#### Job
Find the lines containing "services" and say how many there are, with no other words.

#### Data to process
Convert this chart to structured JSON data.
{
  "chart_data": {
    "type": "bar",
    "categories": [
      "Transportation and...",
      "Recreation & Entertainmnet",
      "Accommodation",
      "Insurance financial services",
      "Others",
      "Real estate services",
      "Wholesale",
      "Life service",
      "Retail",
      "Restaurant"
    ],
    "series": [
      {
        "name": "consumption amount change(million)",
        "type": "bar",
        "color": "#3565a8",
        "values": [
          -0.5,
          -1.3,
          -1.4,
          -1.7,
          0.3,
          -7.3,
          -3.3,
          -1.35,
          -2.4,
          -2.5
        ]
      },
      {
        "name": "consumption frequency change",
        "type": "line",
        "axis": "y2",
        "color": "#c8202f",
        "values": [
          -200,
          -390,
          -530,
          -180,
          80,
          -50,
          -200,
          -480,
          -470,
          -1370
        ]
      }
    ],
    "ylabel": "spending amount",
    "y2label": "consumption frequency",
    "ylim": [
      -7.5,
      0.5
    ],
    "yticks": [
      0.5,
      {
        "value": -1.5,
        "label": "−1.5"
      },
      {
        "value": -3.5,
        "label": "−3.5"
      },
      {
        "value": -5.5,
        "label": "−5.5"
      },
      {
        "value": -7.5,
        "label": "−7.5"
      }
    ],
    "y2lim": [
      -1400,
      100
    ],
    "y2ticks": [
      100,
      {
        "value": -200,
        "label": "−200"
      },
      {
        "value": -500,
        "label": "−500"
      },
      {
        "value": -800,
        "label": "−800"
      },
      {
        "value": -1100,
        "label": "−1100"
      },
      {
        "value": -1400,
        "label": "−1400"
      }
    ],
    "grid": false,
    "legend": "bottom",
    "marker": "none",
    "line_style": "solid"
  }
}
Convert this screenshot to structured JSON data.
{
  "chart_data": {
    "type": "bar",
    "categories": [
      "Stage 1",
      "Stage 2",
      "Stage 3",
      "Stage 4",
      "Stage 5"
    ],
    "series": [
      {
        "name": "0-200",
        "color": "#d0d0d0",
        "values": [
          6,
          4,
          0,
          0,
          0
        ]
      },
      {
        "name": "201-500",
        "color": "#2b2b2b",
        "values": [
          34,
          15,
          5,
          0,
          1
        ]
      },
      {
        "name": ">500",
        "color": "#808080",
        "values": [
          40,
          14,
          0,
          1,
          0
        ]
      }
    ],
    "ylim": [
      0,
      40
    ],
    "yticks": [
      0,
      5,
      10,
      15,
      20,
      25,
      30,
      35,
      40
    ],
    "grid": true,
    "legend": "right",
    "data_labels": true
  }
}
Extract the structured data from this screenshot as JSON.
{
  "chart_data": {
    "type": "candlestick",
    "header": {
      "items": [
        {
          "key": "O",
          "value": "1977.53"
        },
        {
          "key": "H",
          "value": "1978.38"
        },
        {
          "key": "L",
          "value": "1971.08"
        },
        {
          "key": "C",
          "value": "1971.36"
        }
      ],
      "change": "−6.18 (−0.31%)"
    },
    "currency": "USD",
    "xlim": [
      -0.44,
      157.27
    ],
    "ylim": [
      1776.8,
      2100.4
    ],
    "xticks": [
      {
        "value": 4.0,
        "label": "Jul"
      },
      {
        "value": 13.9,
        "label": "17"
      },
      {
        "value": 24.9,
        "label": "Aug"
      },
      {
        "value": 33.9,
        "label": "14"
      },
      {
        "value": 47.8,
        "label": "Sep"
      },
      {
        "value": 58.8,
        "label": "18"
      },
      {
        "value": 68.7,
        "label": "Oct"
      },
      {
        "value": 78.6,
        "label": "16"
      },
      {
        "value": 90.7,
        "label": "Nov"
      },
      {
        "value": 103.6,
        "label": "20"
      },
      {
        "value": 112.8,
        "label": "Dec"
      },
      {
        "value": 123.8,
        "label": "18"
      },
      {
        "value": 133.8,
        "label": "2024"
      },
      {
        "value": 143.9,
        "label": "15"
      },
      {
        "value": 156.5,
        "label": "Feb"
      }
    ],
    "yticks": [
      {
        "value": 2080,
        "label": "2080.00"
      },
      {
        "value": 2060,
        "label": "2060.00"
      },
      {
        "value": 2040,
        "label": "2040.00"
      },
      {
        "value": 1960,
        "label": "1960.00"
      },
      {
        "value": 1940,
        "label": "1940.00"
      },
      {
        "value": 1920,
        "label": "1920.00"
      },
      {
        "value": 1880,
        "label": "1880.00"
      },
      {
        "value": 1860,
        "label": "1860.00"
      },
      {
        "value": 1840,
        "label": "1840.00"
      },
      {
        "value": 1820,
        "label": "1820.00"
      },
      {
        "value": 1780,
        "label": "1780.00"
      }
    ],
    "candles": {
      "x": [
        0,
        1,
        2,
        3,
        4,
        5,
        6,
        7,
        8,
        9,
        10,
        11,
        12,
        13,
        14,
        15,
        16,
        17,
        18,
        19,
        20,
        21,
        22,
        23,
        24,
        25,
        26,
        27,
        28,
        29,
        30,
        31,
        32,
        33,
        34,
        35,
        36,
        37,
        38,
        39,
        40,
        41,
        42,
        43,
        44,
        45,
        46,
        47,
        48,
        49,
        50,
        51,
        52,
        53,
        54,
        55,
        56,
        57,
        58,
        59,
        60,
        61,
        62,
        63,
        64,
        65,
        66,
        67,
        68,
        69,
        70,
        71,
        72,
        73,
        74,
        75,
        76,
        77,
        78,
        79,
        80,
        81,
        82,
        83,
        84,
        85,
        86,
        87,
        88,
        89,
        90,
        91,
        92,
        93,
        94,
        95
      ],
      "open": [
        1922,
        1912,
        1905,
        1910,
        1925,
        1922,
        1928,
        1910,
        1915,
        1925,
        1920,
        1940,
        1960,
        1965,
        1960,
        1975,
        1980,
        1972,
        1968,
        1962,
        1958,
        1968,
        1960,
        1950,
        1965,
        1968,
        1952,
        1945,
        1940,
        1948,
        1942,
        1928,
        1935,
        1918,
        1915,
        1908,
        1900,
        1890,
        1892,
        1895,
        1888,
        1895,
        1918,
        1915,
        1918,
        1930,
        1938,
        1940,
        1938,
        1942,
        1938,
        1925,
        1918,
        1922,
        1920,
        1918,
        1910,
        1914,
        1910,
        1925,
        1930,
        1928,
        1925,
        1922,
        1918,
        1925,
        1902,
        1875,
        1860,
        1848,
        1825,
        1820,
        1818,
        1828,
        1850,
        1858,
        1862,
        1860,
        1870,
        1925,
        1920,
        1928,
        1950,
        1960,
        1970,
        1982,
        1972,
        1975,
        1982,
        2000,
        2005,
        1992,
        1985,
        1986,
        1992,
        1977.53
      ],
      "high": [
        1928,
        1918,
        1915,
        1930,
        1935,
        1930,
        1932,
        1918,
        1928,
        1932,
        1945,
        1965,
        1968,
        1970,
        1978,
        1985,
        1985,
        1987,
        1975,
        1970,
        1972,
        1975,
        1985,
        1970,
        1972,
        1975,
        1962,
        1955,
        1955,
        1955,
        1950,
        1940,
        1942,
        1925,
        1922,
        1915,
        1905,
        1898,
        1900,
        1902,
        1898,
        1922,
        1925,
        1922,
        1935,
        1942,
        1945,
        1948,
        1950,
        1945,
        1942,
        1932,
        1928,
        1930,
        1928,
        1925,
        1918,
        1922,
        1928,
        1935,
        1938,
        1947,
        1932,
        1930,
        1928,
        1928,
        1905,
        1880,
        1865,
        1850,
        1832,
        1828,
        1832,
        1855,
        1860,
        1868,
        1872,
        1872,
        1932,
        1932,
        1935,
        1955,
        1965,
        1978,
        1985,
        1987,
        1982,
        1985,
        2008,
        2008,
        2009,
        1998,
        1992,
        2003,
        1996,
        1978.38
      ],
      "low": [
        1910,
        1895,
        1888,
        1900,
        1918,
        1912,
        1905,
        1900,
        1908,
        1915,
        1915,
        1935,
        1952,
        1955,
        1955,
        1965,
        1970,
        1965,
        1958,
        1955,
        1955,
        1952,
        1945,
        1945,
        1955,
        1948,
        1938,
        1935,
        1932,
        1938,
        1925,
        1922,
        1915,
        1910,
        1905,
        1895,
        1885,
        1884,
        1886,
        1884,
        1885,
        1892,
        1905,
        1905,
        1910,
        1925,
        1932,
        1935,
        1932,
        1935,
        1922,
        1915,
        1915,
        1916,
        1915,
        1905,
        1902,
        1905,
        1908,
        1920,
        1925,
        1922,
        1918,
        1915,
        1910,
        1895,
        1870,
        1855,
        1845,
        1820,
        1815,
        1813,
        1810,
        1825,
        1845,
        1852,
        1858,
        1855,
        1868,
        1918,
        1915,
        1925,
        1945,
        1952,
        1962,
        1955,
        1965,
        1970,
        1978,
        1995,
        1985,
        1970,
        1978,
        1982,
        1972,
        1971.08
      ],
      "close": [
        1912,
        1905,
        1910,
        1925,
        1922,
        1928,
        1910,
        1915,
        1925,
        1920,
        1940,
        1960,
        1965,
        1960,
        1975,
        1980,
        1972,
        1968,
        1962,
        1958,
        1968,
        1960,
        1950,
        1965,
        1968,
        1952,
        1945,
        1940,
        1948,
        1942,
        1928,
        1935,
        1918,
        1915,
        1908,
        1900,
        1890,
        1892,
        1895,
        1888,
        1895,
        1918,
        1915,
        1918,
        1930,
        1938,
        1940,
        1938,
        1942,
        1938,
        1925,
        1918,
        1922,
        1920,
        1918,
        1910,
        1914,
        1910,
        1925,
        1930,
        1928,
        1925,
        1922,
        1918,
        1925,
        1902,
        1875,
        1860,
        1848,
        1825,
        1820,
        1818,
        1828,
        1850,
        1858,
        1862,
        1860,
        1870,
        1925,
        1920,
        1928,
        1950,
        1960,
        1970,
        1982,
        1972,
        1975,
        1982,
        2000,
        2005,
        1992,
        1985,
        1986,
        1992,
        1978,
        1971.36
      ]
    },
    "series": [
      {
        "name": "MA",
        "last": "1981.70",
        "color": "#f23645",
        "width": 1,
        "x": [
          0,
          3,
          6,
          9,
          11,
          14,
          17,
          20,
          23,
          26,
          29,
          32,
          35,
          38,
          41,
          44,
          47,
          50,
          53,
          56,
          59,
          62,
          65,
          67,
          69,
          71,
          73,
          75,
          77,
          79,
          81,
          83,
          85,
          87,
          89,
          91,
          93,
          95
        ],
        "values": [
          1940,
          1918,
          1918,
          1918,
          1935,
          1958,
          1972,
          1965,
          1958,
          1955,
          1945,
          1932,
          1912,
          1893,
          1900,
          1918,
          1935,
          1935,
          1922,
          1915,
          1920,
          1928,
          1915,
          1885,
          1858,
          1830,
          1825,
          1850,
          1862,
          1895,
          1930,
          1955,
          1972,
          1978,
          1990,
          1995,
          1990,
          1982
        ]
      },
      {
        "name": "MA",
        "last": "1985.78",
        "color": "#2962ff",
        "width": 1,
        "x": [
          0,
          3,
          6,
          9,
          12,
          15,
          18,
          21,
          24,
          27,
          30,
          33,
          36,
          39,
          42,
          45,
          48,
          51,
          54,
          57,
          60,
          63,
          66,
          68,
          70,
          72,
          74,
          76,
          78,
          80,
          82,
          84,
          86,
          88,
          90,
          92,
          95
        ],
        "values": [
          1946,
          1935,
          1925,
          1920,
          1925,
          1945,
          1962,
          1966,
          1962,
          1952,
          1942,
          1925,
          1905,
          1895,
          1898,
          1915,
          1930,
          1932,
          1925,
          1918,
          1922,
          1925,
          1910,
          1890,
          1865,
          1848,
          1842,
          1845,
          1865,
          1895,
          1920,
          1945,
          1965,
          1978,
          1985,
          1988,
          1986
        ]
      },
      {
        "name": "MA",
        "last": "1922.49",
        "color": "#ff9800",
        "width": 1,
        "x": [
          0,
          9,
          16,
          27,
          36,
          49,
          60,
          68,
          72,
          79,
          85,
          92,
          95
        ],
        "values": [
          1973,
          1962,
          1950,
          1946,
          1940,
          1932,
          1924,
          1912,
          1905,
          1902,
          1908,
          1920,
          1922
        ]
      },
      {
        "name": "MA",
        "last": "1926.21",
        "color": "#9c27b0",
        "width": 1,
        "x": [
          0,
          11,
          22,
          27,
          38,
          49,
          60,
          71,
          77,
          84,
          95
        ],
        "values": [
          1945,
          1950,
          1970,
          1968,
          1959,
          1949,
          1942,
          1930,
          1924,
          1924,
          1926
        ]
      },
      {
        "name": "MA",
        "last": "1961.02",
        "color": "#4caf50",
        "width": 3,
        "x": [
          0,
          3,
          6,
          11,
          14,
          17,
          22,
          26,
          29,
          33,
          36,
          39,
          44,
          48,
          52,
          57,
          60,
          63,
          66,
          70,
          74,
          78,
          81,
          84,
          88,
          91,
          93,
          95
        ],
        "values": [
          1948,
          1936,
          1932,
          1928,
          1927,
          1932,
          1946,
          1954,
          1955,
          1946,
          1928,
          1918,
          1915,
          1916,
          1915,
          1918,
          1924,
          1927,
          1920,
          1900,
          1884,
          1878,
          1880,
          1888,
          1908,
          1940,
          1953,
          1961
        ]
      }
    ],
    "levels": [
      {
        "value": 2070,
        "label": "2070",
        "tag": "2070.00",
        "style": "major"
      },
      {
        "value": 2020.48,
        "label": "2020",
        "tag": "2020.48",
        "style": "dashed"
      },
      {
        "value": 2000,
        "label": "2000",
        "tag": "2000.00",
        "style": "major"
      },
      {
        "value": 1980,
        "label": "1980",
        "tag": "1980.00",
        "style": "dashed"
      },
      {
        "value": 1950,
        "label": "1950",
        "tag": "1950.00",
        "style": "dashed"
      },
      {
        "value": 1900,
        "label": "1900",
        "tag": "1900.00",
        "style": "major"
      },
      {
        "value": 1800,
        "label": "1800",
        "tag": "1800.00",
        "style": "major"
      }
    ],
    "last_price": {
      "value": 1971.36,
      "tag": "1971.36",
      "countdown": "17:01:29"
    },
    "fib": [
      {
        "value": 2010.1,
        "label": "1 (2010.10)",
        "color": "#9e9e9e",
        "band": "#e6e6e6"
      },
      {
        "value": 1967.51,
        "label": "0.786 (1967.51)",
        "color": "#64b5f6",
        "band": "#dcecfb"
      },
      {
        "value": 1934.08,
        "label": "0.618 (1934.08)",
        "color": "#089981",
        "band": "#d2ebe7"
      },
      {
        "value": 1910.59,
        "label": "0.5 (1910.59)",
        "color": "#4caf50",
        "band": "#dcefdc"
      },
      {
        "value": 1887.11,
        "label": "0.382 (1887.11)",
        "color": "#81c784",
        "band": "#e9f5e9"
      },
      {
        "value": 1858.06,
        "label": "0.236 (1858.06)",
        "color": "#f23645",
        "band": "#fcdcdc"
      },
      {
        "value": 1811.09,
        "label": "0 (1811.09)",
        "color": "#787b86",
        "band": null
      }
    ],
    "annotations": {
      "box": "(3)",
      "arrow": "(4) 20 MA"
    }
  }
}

#### Exercise solution
2